• GIVEN REQUEST
Write each line out exactly, leaving none out.

Entries taken from a collection

• • • • • • •

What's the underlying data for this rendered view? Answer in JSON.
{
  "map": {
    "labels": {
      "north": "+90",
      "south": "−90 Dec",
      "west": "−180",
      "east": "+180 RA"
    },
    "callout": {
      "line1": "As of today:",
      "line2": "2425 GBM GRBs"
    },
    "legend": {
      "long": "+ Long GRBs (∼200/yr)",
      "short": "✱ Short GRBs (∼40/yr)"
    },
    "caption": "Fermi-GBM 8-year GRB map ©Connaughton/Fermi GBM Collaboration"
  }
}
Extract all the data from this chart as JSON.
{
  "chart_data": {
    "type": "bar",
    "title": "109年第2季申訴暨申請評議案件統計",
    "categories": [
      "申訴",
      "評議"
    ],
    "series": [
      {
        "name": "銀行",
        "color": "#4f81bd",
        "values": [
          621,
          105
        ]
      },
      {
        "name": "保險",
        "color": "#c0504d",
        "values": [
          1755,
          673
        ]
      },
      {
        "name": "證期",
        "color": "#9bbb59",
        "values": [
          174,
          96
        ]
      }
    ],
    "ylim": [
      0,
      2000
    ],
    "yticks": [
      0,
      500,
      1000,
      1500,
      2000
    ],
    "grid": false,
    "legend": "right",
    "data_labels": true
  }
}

• • • • • • •

• REPLY TO THE EXERCISE
What's the underlying data for this rendered view? Answer in JSON.
{
  "map": {
    "labels": {
      "north": "+90",
      "south": "−90 Dec",
      "west": "−180",
      "east": "+180 RA"
    },
    "callout": {
      "line1": "As of today:",
      "line2": "2425 GBM GRBs"
    },
    "legend": {
      "long": "+ Long GRBs (∼200/yr)",
      "short": "✱ Short GRBs (∼40/yr)"
    },
    "caption": "Fermi-GBM 8-year GRB map ©Connaughton/Fermi GBM Collaboration"
  }
}
Extract all the data from this chart as JSON.
{
  "chart_data": {
    "type": "bar",
    "title": "109年第2季申訴暨申請評議案件統計",
    "categories": [
      "申訴",
      "評議"
    ],
    "series": [
      {
        "name": "銀行",
        "color": "#4f81bd",
        "values": [
          621,
          105
        ]
      },
      {
        "name": "保險",
        "color": "#c0504d",
        "values": [
          1755,
          673
        ]
      },
      {
        "name": "證期",
        "color": "#9bbb59",
        "values": [
          174,
          96
        ]
      }
    ],
    "ylim": [
      0,
      2000
    ],
    "yticks": [
      0,
      500,
      1000,
      1500,
      2000
    ],
    "grid": false,
    "legend": "right",
    "data_labels": true
  }
}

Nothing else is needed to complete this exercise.